Problem statement>
Copy every entry exactly as given, minus the images.

═══ Task data

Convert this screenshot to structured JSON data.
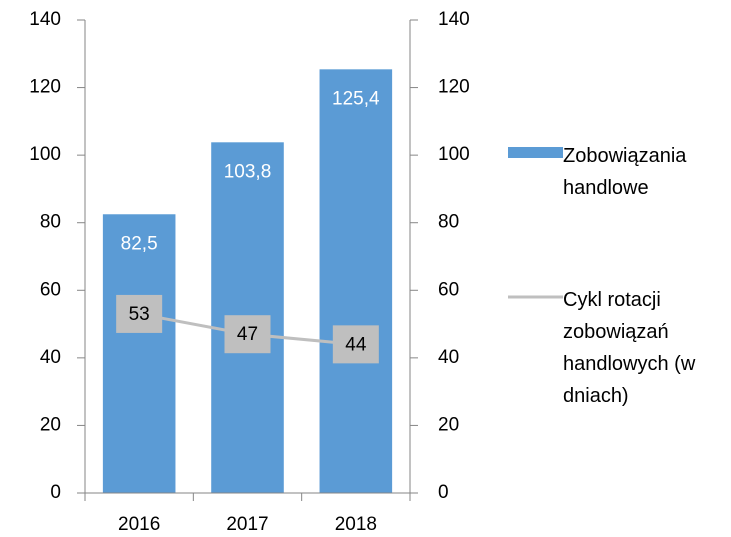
{
  "chart_data": {
    "type": "bar-line",
    "categories": [
      "2016",
      "2017",
      "2018"
    ],
    "series": [
      {
        "name": "Zobowiązania handlowe",
        "type": "bar",
        "color": "#5b9bd5",
        "values": [
          82.5,
          103.8,
          125.4
        ],
        "value_labels": [
          "82,5",
          "103,8",
          "125,4"
        ]
      },
      {
        "name": "Cykl rotacji zobowiązań handlowych (w dniach)",
        "type": "line",
        "axis": "y2",
        "color": "#bfbfbf",
        "values": [
          53,
          47,
          44
        ]
      }
    ],
    "ylim": [
      0,
      140
    ],
    "yticks": [
      0,
      20,
      40,
      60,
      80,
      100,
      120,
      140
    ],
    "y2lim": [
      0,
      140
    ],
    "y2ticks": [
      0,
      20,
      40,
      60,
      80,
      100,
      120,
      140
    ],
    "legend": "right"
  }
}
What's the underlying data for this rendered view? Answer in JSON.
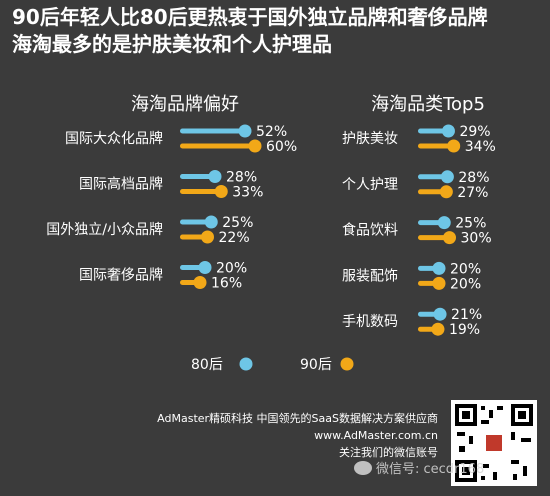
{
  "header": {
    "title_line1": "90后年轻人比80后更热衷于国外独立品牌和奢侈品牌",
    "title_line2": "海淘最多的是护肤美妆和个人护理品"
  },
  "colors": {
    "s80": "#6ec6e6",
    "s90": "#f2a818",
    "background": "#3b3b3b"
  },
  "chart_data": [
    {
      "type": "bar",
      "title": "海淘品牌偏好",
      "categories": [
        "国际大众化品牌",
        "国际高档品牌",
        "国外独立/小众品牌",
        "国际奢侈品牌"
      ],
      "series": [
        {
          "name": "80后",
          "values": [
            52,
            28,
            25,
            20
          ],
          "labels": [
            "52%",
            "28%",
            "25%",
            "20%"
          ]
        },
        {
          "name": "90后",
          "values": [
            60,
            33,
            22,
            16
          ],
          "labels": [
            "60%",
            "33%",
            "22%",
            "16%"
          ]
        }
      ],
      "xlim": [
        0,
        100
      ]
    },
    {
      "type": "bar",
      "title": "海淘品类Top5",
      "categories": [
        "护肤美妆",
        "个人护理",
        "食品饮料",
        "服装配饰",
        "手机数码"
      ],
      "series": [
        {
          "name": "80后",
          "values": [
            29,
            28,
            25,
            20,
            21
          ],
          "labels": [
            "29%",
            "28%",
            "25%",
            "20%",
            "21%"
          ]
        },
        {
          "name": "90后",
          "values": [
            34,
            27,
            30,
            20,
            19
          ],
          "labels": [
            "34%",
            "27%",
            "30%",
            "20%",
            "19%"
          ]
        }
      ],
      "xlim": [
        0,
        100
      ]
    }
  ],
  "legend": {
    "item80": "80后",
    "item90": "90后"
  },
  "footer": {
    "line1": "AdMaster精硕科技 中国领先的SaaS数据解决方案供应商",
    "line2": "www.AdMaster.com.cn",
    "line3": "关注我们的微信账号"
  },
  "watermark": {
    "text": "微信号: cecdr168"
  }
}
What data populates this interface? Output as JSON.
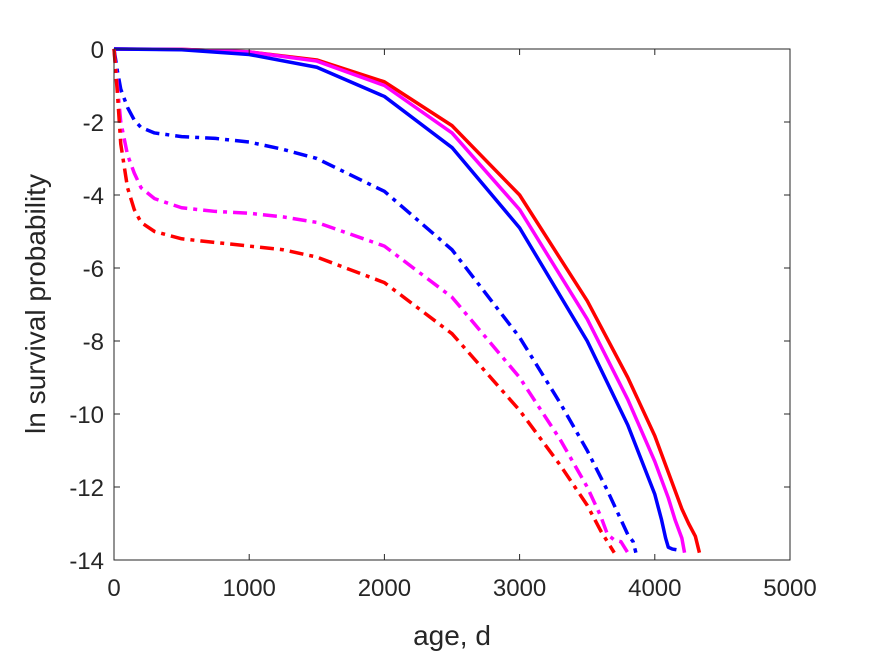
{
  "chart_data": {
    "type": "line",
    "title": "",
    "xlabel": "age, d",
    "ylabel": "ln survival probability",
    "xlim": [
      0,
      5000
    ],
    "ylim": [
      -14,
      0
    ],
    "xticks": [
      0,
      1000,
      2000,
      3000,
      4000,
      5000
    ],
    "yticks": [
      0,
      -2,
      -4,
      -6,
      -8,
      -10,
      -12,
      -14
    ],
    "xtick_labels": [
      "0",
      "1000",
      "2000",
      "3000",
      "4000",
      "5000"
    ],
    "ytick_labels": [
      "0",
      "-2",
      "-4",
      "-6",
      "-8",
      "-10",
      "-12",
      "-14"
    ],
    "grid": false,
    "legend": "none",
    "series": [
      {
        "color": "#ff0000",
        "style": "solid",
        "x": [
          0,
          500,
          1000,
          1500,
          2000,
          2500,
          3000,
          3500,
          3800,
          4000,
          4100,
          4200,
          4250,
          4300,
          4330
        ],
        "y": [
          0,
          -0.01,
          -0.08,
          -0.3,
          -0.9,
          -2.1,
          -4.0,
          -6.9,
          -9.0,
          -10.6,
          -11.6,
          -12.6,
          -13.0,
          -13.35,
          -13.8
        ]
      },
      {
        "color": "#ff00ff",
        "style": "solid",
        "x": [
          0,
          500,
          1000,
          1500,
          2000,
          2500,
          3000,
          3500,
          3800,
          4000,
          4100,
          4150,
          4200,
          4220
        ],
        "y": [
          0,
          -0.01,
          -0.08,
          -0.33,
          -1.0,
          -2.3,
          -4.4,
          -7.4,
          -9.6,
          -11.3,
          -12.3,
          -12.9,
          -13.4,
          -13.8
        ]
      },
      {
        "color": "#0000ff",
        "style": "solid",
        "x": [
          0,
          500,
          1000,
          1500,
          2000,
          2500,
          3000,
          3500,
          3800,
          4000,
          4050,
          4080,
          4100,
          4130,
          4160
        ],
        "y": [
          0,
          -0.02,
          -0.15,
          -0.5,
          -1.3,
          -2.7,
          -4.9,
          -8.0,
          -10.3,
          -12.2,
          -12.9,
          -13.4,
          -13.65,
          -13.7,
          -13.72
        ]
      },
      {
        "color": "#0000ff",
        "style": "dashdot",
        "x": [
          0,
          25,
          50,
          100,
          150,
          200,
          300,
          500,
          750,
          1000,
          1250,
          1500,
          2000,
          2500,
          3000,
          3300,
          3500,
          3650,
          3750,
          3800,
          3840,
          3860
        ],
        "y": [
          0,
          -0.6,
          -1.1,
          -1.6,
          -1.95,
          -2.15,
          -2.3,
          -2.4,
          -2.45,
          -2.55,
          -2.75,
          -3.0,
          -3.9,
          -5.5,
          -7.9,
          -9.7,
          -11.0,
          -12.1,
          -12.9,
          -13.3,
          -13.5,
          -13.8
        ]
      },
      {
        "color": "#ff00ff",
        "style": "dashdot",
        "x": [
          0,
          25,
          50,
          100,
          150,
          200,
          300,
          500,
          750,
          1000,
          1250,
          1500,
          2000,
          2500,
          3000,
          3300,
          3500,
          3600,
          3650,
          3700,
          3750,
          3800
        ],
        "y": [
          0,
          -1.0,
          -2.0,
          -2.9,
          -3.4,
          -3.8,
          -4.1,
          -4.35,
          -4.45,
          -4.5,
          -4.6,
          -4.75,
          -5.4,
          -6.8,
          -9.0,
          -10.7,
          -12.0,
          -12.8,
          -13.3,
          -13.45,
          -13.5,
          -13.8
        ]
      },
      {
        "color": "#ff0000",
        "style": "dashdot",
        "x": [
          0,
          25,
          50,
          100,
          150,
          200,
          300,
          500,
          750,
          1000,
          1250,
          1500,
          2000,
          2500,
          3000,
          3300,
          3500,
          3600,
          3700
        ],
        "y": [
          0,
          -1.2,
          -2.6,
          -3.8,
          -4.4,
          -4.75,
          -5.0,
          -5.2,
          -5.3,
          -5.4,
          -5.5,
          -5.7,
          -6.4,
          -7.8,
          -9.9,
          -11.4,
          -12.5,
          -13.2,
          -13.8
        ]
      }
    ]
  }
}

══════

Solution>
Convert this screenshot to structured JSON data.
{
  "chart_data": {
    "type": "bar-line",
    "categories": [
      "2016",
      "2017",
      "2018"
    ],
    "series": [
      {
        "name": "Zobowiązania handlowe",
        "type": "bar",
        "color": "#5b9bd5",
        "values": [
          82.5,
          103.8,
          125.4
        ],
        "value_labels": [
          "82,5",
          "103,8",
          "125,4"
        ]
      },
      {
        "name": "Cykl rotacji zobowiązań handlowych (w dniach)",
        "type": "line",
        "axis": "y2",
        "color": "#bfbfbf",
        "values": [
          53,
          47,
          44
        ]
      }
    ],
    "ylim": [
      0,
      140
    ],
    "yticks": [
      0,
      20,
      40,
      60,
      80,
      100,
      120,
      140
    ],
    "y2lim": [
      0,
      140
    ],
    "y2ticks": [
      0,
      20,
      40,
      60,
      80,
      100,
      120,
      140
    ],
    "legend": "right"
  }
}
What's the underlying data for this rendered view? Answer in JSON.
{
  "header": {
    "title_line1": "90后年轻人比80后更热衷于国外独立品牌和奢侈品牌",
    "title_line2": "海淘最多的是护肤美妆和个人护理品"
  },
  "colors": {
    "s80": "#6ec6e6",
    "s90": "#f2a818",
    "background": "#3b3b3b"
  },
  "chart_data": [
    {
      "type": "bar",
      "title": "海淘品牌偏好",
      "categories": [
        "国际大众化品牌",
        "国际高档品牌",
        "国外独立/小众品牌",
        "国际奢侈品牌"
      ],
      "series": [
        {
          "name": "80后",
          "values": [
            52,
            28,
            25,
            20
          ],
          "labels": [
            "52%",
            "28%",
            "25%",
            "20%"
          ]
        },
        {
          "name": "90后",
          "values": [
            60,
            33,
            22,
            16
          ],
          "labels": [
            "60%",
            "33%",
            "22%",
            "16%"
          ]
        }
      ],
      "xlim": [
        0,
        100
      ]
    },
    {
      "type": "bar",
      "title": "海淘品类Top5",
      "categories": [
        "护肤美妆",
        "个人护理",
        "食品饮料",
        "服装配饰",
        "手机数码"
      ],
      "series": [
        {
          "name": "80后",
          "values": [
            29,
            28,
            25,
            20,
            21
          ],
          "labels": [
            "29%",
            "28%",
            "25%",
            "20%",
            "21%"
          ]
        },
        {
          "name": "90后",
          "values": [
            34,
            27,
            30,
            20,
            19
          ],
          "labels": [
            "34%",
            "27%",
            "30%",
            "20%",
            "19%"
          ]
        }
      ],
      "xlim": [
        0,
        100
      ]
    }
  ],
  "legend": {
    "item80": "80后",
    "item90": "90后"
  },
  "footer": {
    "line1": "AdMaster精硕科技 中国领先的SaaS数据解决方案供应商",
    "line2": "www.AdMaster.com.cn",
    "line3": "关注我们的微信账号"
  },
  "watermark": {
    "text": "微信号: cecdr168"
  }
}
What data populates this interface? Output as JSON.
{
  "chart_data": {
    "type": "line",
    "title": "",
    "xlabel": "age, d",
    "ylabel": "ln survival probability",
    "xlim": [
      0,
      5000
    ],
    "ylim": [
      -14,
      0
    ],
    "xticks": [
      0,
      1000,
      2000,
      3000,
      4000,
      5000
    ],
    "yticks": [
      0,
      -2,
      -4,
      -6,
      -8,
      -10,
      -12,
      -14
    ],
    "xtick_labels": [
      "0",
      "1000",
      "2000",
      "3000",
      "4000",
      "5000"
    ],
    "ytick_labels": [
      "0",
      "-2",
      "-4",
      "-6",
      "-8",
      "-10",
      "-12",
      "-14"
    ],
    "grid": false,
    "legend": "none",
    "series": [
      {
        "color": "#ff0000",
        "style": "solid",
        "x": [
          0,
          500,
          1000,
          1500,
          2000,
          2500,
          3000,
          3500,
          3800,
          4000,
          4100,
          4200,
          4250,
          4300,
          4330
        ],
        "y": [
          0,
          -0.01,
          -0.08,
          -0.3,
          -0.9,
          -2.1,
          -4.0,
          -6.9,
          -9.0,
          -10.6,
          -11.6,
          -12.6,
          -13.0,
          -13.35,
          -13.8
        ]
      },
      {
        "color": "#ff00ff",
        "style": "solid",
        "x": [
          0,
          500,
          1000,
          1500,
          2000,
          2500,
          3000,
          3500,
          3800,
          4000,
          4100,
          4150,
          4200,
          4220
        ],
        "y": [
          0,
          -0.01,
          -0.08,
          -0.33,
          -1.0,
          -2.3,
          -4.4,
          -7.4,
          -9.6,
          -11.3,
          -12.3,
          -12.9,
          -13.4,
          -13.8
        ]
      },
      {
        "color": "#0000ff",
        "style": "solid",
        "x": [
          0,
          500,
          1000,
          1500,
          2000,
          2500,
          3000,
          3500,
          3800,
          4000,
          4050,
          4080,
          4100,
          4130,
          4160
        ],
        "y": [
          0,
          -0.02,
          -0.15,
          -0.5,
          -1.3,
          -2.7,
          -4.9,
          -8.0,
          -10.3,
          -12.2,
          -12.9,
          -13.4,
          -13.65,
          -13.7,
          -13.72
        ]
      },
      {
        "color": "#0000ff",
        "style": "dashdot",
        "x": [
          0,
          25,
          50,
          100,
          150,
          200,
          300,
          500,
          750,
          1000,
          1250,
          1500,
          2000,
          2500,
          3000,
          3300,
          3500,
          3650,
          3750,
          3800,
          3840,
          3860
        ],
        "y": [
          0,
          -0.6,
          -1.1,
          -1.6,
          -1.95,
          -2.15,
          -2.3,
          -2.4,
          -2.45,
          -2.55,
          -2.75,
          -3.0,
          -3.9,
          -5.5,
          -7.9,
          -9.7,
          -11.0,
          -12.1,
          -12.9,
          -13.3,
          -13.5,
          -13.8
        ]
      },
      {
        "color": "#ff00ff",
        "style": "dashdot",
        "x": [
          0,
          25,
          50,
          100,
          150,
          200,
          300,
          500,
          750,
          1000,
          1250,
          1500,
          2000,
          2500,
          3000,
          3300,
          3500,
          3600,
          3650,
          3700,
          3750,
          3800
        ],
        "y": [
          0,
          -1.0,
          -2.0,
          -2.9,
          -3.4,
          -3.8,
          -4.1,
          -4.35,
          -4.45,
          -4.5,
          -4.6,
          -4.75,
          -5.4,
          -6.8,
          -9.0,
          -10.7,
          -12.0,
          -12.8,
          -13.3,
          -13.45,
          -13.5,
          -13.8
        ]
      },
      {
        "color": "#ff0000",
        "style": "dashdot",
        "x": [
          0,
          25,
          50,
          100,
          150,
          200,
          300,
          500,
          750,
          1000,
          1250,
          1500,
          2000,
          2500,
          3000,
          3300,
          3500,
          3600,
          3700
        ],
        "y": [
          0,
          -1.2,
          -2.6,
          -3.8,
          -4.4,
          -4.75,
          -5.0,
          -5.2,
          -5.3,
          -5.4,
          -5.5,
          -5.7,
          -6.4,
          -7.8,
          -9.9,
          -11.4,
          -12.5,
          -13.2,
          -13.8
        ]
      }
    ]
  }
}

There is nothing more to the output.